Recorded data
.....
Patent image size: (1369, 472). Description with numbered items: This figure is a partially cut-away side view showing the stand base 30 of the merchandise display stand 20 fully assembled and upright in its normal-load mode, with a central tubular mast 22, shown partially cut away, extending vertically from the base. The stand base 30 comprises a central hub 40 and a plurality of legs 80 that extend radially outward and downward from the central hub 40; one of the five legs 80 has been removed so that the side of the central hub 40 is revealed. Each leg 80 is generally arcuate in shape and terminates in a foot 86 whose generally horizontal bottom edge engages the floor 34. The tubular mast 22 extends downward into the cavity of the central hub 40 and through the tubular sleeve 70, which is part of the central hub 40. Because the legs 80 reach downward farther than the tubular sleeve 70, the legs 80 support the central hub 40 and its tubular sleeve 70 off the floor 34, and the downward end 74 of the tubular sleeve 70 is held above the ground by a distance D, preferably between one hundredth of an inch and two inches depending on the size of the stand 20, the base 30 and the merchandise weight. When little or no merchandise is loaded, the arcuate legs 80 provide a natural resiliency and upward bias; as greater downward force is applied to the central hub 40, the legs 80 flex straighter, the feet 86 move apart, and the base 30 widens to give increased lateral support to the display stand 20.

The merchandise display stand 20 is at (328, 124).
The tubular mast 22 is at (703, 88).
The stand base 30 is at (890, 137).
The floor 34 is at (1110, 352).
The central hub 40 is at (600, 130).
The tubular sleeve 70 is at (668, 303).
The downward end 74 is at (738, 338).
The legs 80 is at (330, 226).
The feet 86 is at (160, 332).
.....
_Direction_:
Recast all the rows above as a numbered list and omit any blank lines.

_Result below_:
1. Patent image size: (1369, 472). Description with numbered items: This figure is a partially cut-away side view showing the stand base 30 of the merchandise display stand 20 fully assembled and upright in its normal-load mode, with a central tubular mast 22, shown partially cut away, extending vertically from the base. The stand base 30 comprises a central hub 40 and a plurality of legs 80 that extend radially outward and downward from the central hub 40; one of the five legs 80 has been removed so that the side of the central hub 40 is revealed. Each leg 80 is generally arcuate in shape and terminates in a foot 86 whose generally horizontal bottom edge engages the floor 34. The tubular mast 22 extends downward into the cavity of the central hub 40 and through the tubular sleeve 70, which is part of the central hub 40. Because the legs 80 reach downward farther than the tubular sleeve 70, the legs 80 support the central hub 40 and its tubular sleeve 70 off the floor 34, and the downward end 74 of the tubular sleeve 70 is held above the ground by a distance D, preferably between one hundredth of an inch and two inches depending on the size of the stand 20, the base 30 and the merchandise weight. When little or no merchandise is loaded, the arcuate legs 80 provide a natural resiliency and upward bias; as greater downward force is applied to the central hub 40, the legs 80 flex straighter, the feet 86 move apart, and the base 30 widens to give increased lateral support to the display stand 20.
2. The merchandise display stand 20 is at (328, 124).
3. The tubular mast 22 is at (703, 88).
4. The stand base 30 is at (890, 137).
5. The floor 34 is at (1110, 352).
6. The central hub 40 is at (600, 130).
7. The tubular sleeve 70 is at (668, 303).
8. The downward end 74 is at (738, 338).
9. The legs 80 is at (330, 226).
10. The feet 86 is at (160, 332).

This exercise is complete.